**GOAL:**
Omit the pictures and return every entry exactly as written.

────────────────

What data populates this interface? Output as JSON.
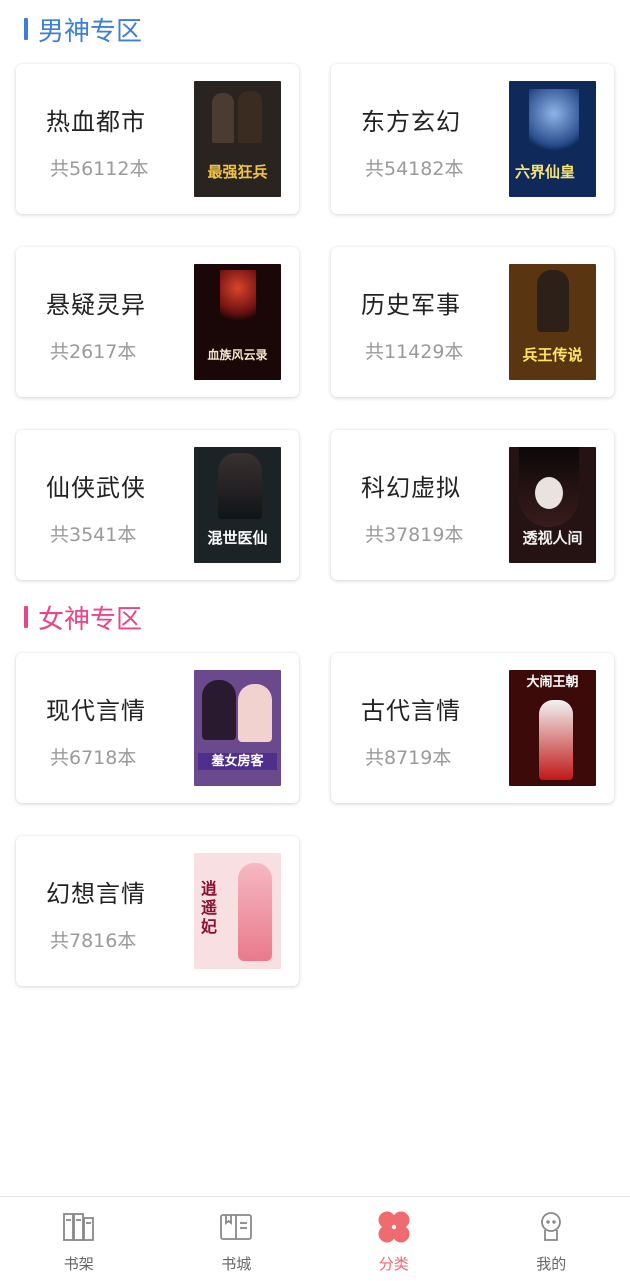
{
  "sections": {
    "male": {
      "title": "男神专区",
      "accent": "#3e7fd6",
      "categories": [
        {
          "name": "热血都市",
          "count": "共56112本",
          "cover_title": "最强狂兵",
          "cover_author": "",
          "cover_bg": "#2a2420",
          "cover_fg": "#f3c343"
        },
        {
          "name": "东方玄幻",
          "count": "共54182本",
          "cover_title": "六界仙皇",
          "cover_author": "",
          "cover_bg": "#0f2a5a",
          "cover_fg": "#f5e27a"
        },
        {
          "name": "悬疑灵异",
          "count": "共2617本",
          "cover_title": "血族风云录",
          "cover_author": "",
          "cover_bg": "#1a0707",
          "cover_fg": "#f2e6c8"
        },
        {
          "name": "历史军事",
          "count": "共11429本",
          "cover_title": "兵王传说",
          "cover_author": "",
          "cover_bg": "#5a3512",
          "cover_fg": "#ffe46a"
        },
        {
          "name": "仙侠武侠",
          "count": "共3541本",
          "cover_title": "混世医仙",
          "cover_author": "",
          "cover_bg": "#1c2326",
          "cover_fg": "#ffffff"
        },
        {
          "name": "科幻虚拟",
          "count": "共37819本",
          "cover_title": "透视人间",
          "cover_author": "",
          "cover_bg": "#251313",
          "cover_fg": "#f3f3f3"
        }
      ]
    },
    "female": {
      "title": "女神专区",
      "accent": "#e8458a",
      "categories": [
        {
          "name": "现代言情",
          "count": "共6718本",
          "cover_title": "羞女房客",
          "cover_author": "",
          "cover_bg": "#6a4a8c",
          "cover_fg": "#ffffff"
        },
        {
          "name": "古代言情",
          "count": "共8719本",
          "cover_title": "大闹王朝",
          "cover_author": "",
          "cover_bg": "#3d0a0a",
          "cover_fg": "#ffffff"
        },
        {
          "name": "幻想言情",
          "count": "共7816本",
          "cover_title": "逍遥妃",
          "cover_author": "",
          "cover_bg": "#f7dfe2",
          "cover_fg": "#8a1030"
        }
      ]
    }
  },
  "tabbar": {
    "active_color": "#f06a72",
    "items": [
      {
        "label": "书架",
        "icon": "bookshelf-icon",
        "active": false
      },
      {
        "label": "书城",
        "icon": "open-book-icon",
        "active": false
      },
      {
        "label": "分类",
        "icon": "category-petals-icon",
        "active": true
      },
      {
        "label": "我的",
        "icon": "profile-icon",
        "active": false
      }
    ]
  }
}
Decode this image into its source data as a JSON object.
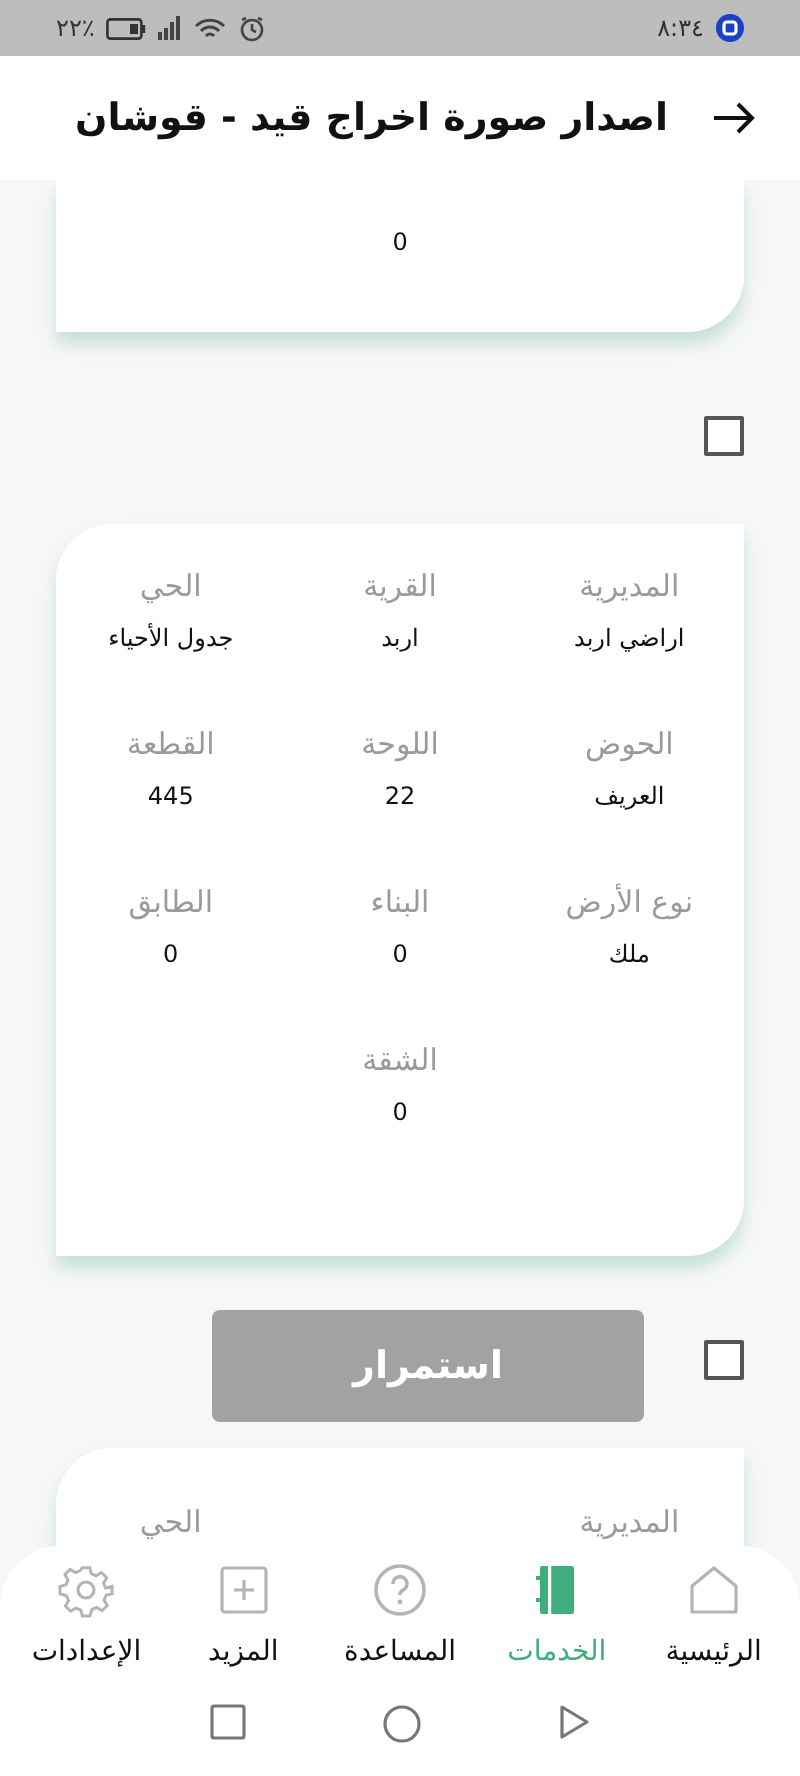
{
  "status_bar": {
    "time": "٨:٣٤",
    "battery": "٪٢٢"
  },
  "header": {
    "title": "اصدار صورة اخراج قيد - قوشان"
  },
  "records": [
    {
      "fields": [
        {
          "value": "0"
        }
      ]
    },
    {
      "checked": false,
      "fields": [
        {
          "label": "المديرية",
          "value": "اراضي اربد"
        },
        {
          "label": "القرية",
          "value": "اربد"
        },
        {
          "label": "الحي",
          "value": "جدول الأحياء"
        },
        {
          "label": "الحوض",
          "value": "العريف"
        },
        {
          "label": "اللوحة",
          "value": "22"
        },
        {
          "label": "القطعة",
          "value": "445"
        },
        {
          "label": "نوع الأرض",
          "value": "ملك"
        },
        {
          "label": "البناء",
          "value": "0"
        },
        {
          "label": "الطابق",
          "value": "0"
        },
        {
          "label": "الشقة",
          "value": "0"
        }
      ]
    },
    {
      "checked": false,
      "fields": [
        {
          "label": "المديرية"
        },
        {
          "label": "الحي"
        }
      ]
    }
  ],
  "continue_button": {
    "label": "استمرار",
    "disabled": true
  },
  "bottom_nav": [
    {
      "label": "الرئيسية",
      "selected": false
    },
    {
      "label": "الخدمات",
      "selected": true
    },
    {
      "label": "المساعدة",
      "selected": false
    },
    {
      "label": "المزيد",
      "selected": false
    },
    {
      "label": "الإعدادات",
      "selected": false
    }
  ]
}
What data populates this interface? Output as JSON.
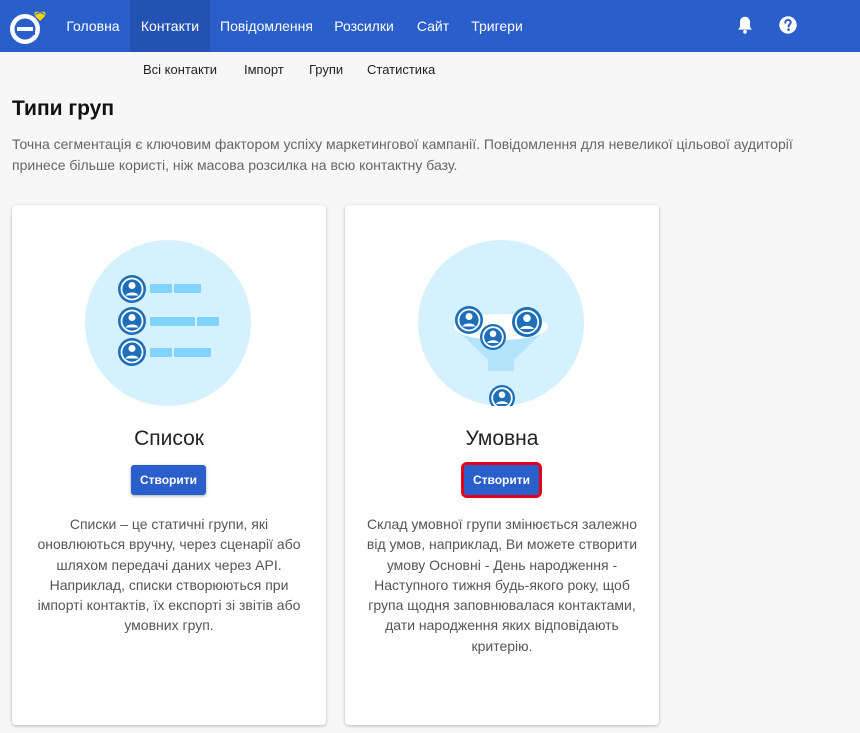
{
  "nav": {
    "items": [
      {
        "label": "Головна"
      },
      {
        "label": "Контакти",
        "active": true
      },
      {
        "label": "Повідомлення"
      },
      {
        "label": "Розсилки"
      },
      {
        "label": "Сайт"
      },
      {
        "label": "Тригери"
      }
    ],
    "icons": [
      "bell-icon",
      "help-icon"
    ]
  },
  "subnav": {
    "items": [
      {
        "label": "Всі контакти"
      },
      {
        "label": "Імпорт"
      },
      {
        "label": "Групи"
      },
      {
        "label": "Статистика"
      }
    ]
  },
  "page": {
    "title": "Типи груп",
    "description": "Точна сегментація є ключовим фактором успіху маркетингової кампанії. Повідомлення для невеликої цільової аудиторії принесе більше користі, ніж масова розсилка на всю контактну базу."
  },
  "cards": [
    {
      "title": "Список",
      "button": "Створити",
      "description": "Списки – це статичні групи, які оновлюються вручну, через сценарії або шляхом передачі даних через API. Наприклад, списки створюються при імпорті контактів, їх експорті зі звітів або умовних груп."
    },
    {
      "title": "Умовна",
      "button": "Створити",
      "highlighted": true,
      "description": "Склад умовної групи змінюється залежно від умов, наприклад, Ви можете створити умову Основні - День народження - Наступного тижня будь-якого року, щоб група щодня заповнювалася контактами, дати народження яких відповідають критерію."
    }
  ],
  "colors": {
    "header": "#2a5ecb",
    "active_tab": "#2452b3",
    "button": "#2a5ecb",
    "highlight_border": "#e3001b",
    "illustration_bg": "#d4f1fd",
    "avatar": "#1c6fb8"
  }
}
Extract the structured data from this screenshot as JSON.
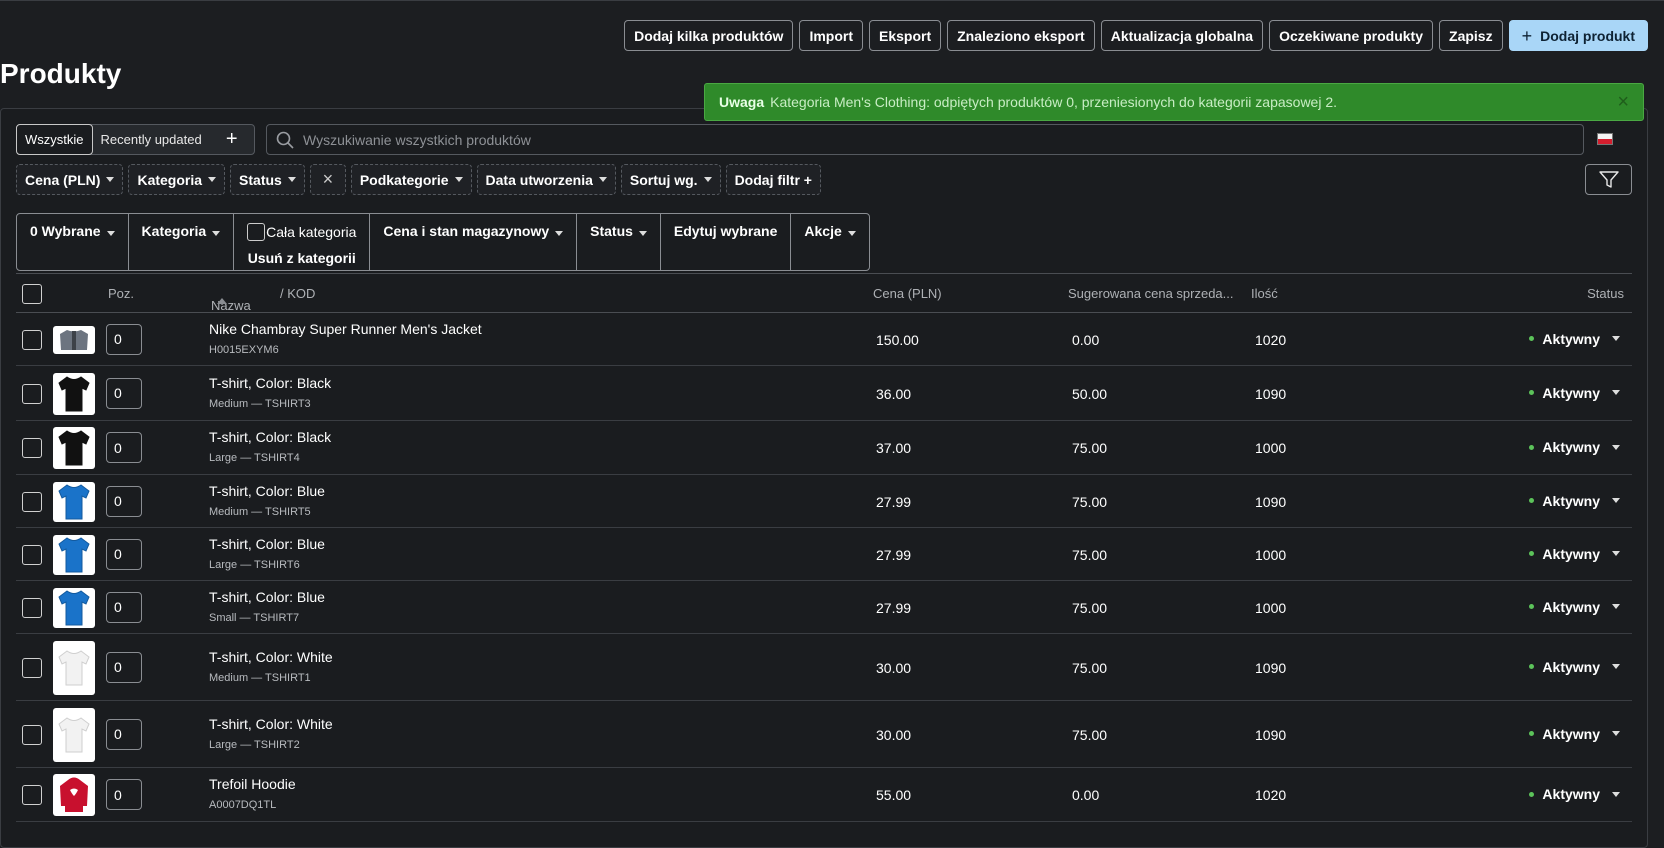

────────────────

**ANSWER TO THIS PROBLEM:**
What data populates this interface? Output as JSON.
{
  "sections": {
    "male": {
      "title": "男神专区",
      "accent": "#3e7fd6",
      "categories": [
        {
          "name": "热血都市",
          "count": "共56112本",
          "cover_title": "最强狂兵",
          "cover_author": "",
          "cover_bg": "#2a2420",
          "cover_fg": "#f3c343"
        },
        {
          "name": "东方玄幻",
          "count": "共54182本",
          "cover_title": "六界仙皇",
          "cover_author": "",
          "cover_bg": "#0f2a5a",
          "cover_fg": "#f5e27a"
        },
        {
          "name": "悬疑灵异",
          "count": "共2617本",
          "cover_title": "血族风云录",
          "cover_author": "",
          "cover_bg": "#1a0707",
          "cover_fg": "#f2e6c8"
        },
        {
          "name": "历史军事",
          "count": "共11429本",
          "cover_title": "兵王传说",
          "cover_author": "",
          "cover_bg": "#5a3512",
          "cover_fg": "#ffe46a"
        },
        {
          "name": "仙侠武侠",
          "count": "共3541本",
          "cover_title": "混世医仙",
          "cover_author": "",
          "cover_bg": "#1c2326",
          "cover_fg": "#ffffff"
        },
        {
          "name": "科幻虚拟",
          "count": "共37819本",
          "cover_title": "透视人间",
          "cover_author": "",
          "cover_bg": "#251313",
          "cover_fg": "#f3f3f3"
        }
      ]
    },
    "female": {
      "title": "女神专区",
      "accent": "#e8458a",
      "categories": [
        {
          "name": "现代言情",
          "count": "共6718本",
          "cover_title": "羞女房客",
          "cover_author": "",
          "cover_bg": "#6a4a8c",
          "cover_fg": "#ffffff"
        },
        {
          "name": "古代言情",
          "count": "共8719本",
          "cover_title": "大闹王朝",
          "cover_author": "",
          "cover_bg": "#3d0a0a",
          "cover_fg": "#ffffff"
        },
        {
          "name": "幻想言情",
          "count": "共7816本",
          "cover_title": "逍遥妃",
          "cover_author": "",
          "cover_bg": "#f7dfe2",
          "cover_fg": "#8a1030"
        }
      ]
    }
  },
  "tabbar": {
    "active_color": "#f06a72",
    "items": [
      {
        "label": "书架",
        "icon": "bookshelf-icon",
        "active": false
      },
      {
        "label": "书城",
        "icon": "open-book-icon",
        "active": false
      },
      {
        "label": "分类",
        "icon": "category-petals-icon",
        "active": true
      },
      {
        "label": "我的",
        "icon": "profile-icon",
        "active": false
      }
    ]
  }
}
Decode this image into its source data as a JSON object.
{
  "status_bar": {
    "time": "٨:٣٤",
    "battery": "٪٢٢"
  },
  "header": {
    "title": "اصدار صورة اخراج قيد - قوشان"
  },
  "records": [
    {
      "fields": [
        {
          "value": "0"
        }
      ]
    },
    {
      "checked": false,
      "fields": [
        {
          "label": "المديرية",
          "value": "اراضي اربد"
        },
        {
          "label": "القرية",
          "value": "اربد"
        },
        {
          "label": "الحي",
          "value": "جدول الأحياء"
        },
        {
          "label": "الحوض",
          "value": "العريف"
        },
        {
          "label": "اللوحة",
          "value": "22"
        },
        {
          "label": "القطعة",
          "value": "445"
        },
        {
          "label": "نوع الأرض",
          "value": "ملك"
        },
        {
          "label": "البناء",
          "value": "0"
        },
        {
          "label": "الطابق",
          "value": "0"
        },
        {
          "label": "الشقة",
          "value": "0"
        }
      ]
    },
    {
      "checked": false,
      "fields": [
        {
          "label": "المديرية"
        },
        {
          "label": "الحي"
        }
      ]
    }
  ],
  "continue_button": {
    "label": "استمرار",
    "disabled": true
  },
  "bottom_nav": [
    {
      "label": "الرئيسية",
      "selected": false
    },
    {
      "label": "الخدمات",
      "selected": true
    },
    {
      "label": "المساعدة",
      "selected": false
    },
    {
      "label": "المزيد",
      "selected": false
    },
    {
      "label": "الإعدادات",
      "selected": false
    }
  ]
}
What data populates this interface? Output as JSON.
{
  "nav": {
    "items": [
      {
        "label": "Головна"
      },
      {
        "label": "Контакти",
        "active": true
      },
      {
        "label": "Повідомлення"
      },
      {
        "label": "Розсилки"
      },
      {
        "label": "Сайт"
      },
      {
        "label": "Тригери"
      }
    ],
    "icons": [
      "bell-icon",
      "help-icon"
    ]
  },
  "subnav": {
    "items": [
      {
        "label": "Всі контакти"
      },
      {
        "label": "Імпорт"
      },
      {
        "label": "Групи"
      },
      {
        "label": "Статистика"
      }
    ]
  },
  "page": {
    "title": "Типи груп",
    "description": "Точна сегментація є ключовим фактором успіху маркетингової кампанії. Повідомлення для невеликої цільової аудиторії принесе більше користі, ніж масова розсилка на всю контактну базу."
  },
  "cards": [
    {
      "title": "Список",
      "button": "Створити",
      "description": "Списки – це статичні групи, які оновлюються вручну, через сценарії або шляхом передачі даних через API. Наприклад, списки створюються при імпорті контактів, їх експорті зі звітів або умовних груп."
    },
    {
      "title": "Умовна",
      "button": "Створити",
      "highlighted": true,
      "description": "Склад умовної групи змінюється залежно від умов, наприклад, Ви можете створити умову Основні - День народження - Наступного тижня будь-якого року, щоб група щодня заповнювалася контактами, дати народження яких відповідають критерію."
    }
  ],
  "colors": {
    "header": "#2a5ecb",
    "active_tab": "#2452b3",
    "button": "#2a5ecb",
    "highlight_border": "#e3001b",
    "illustration_bg": "#d4f1fd",
    "avatar": "#1c6fb8"
  }
}
Extract the structured data from this screenshot as JSON.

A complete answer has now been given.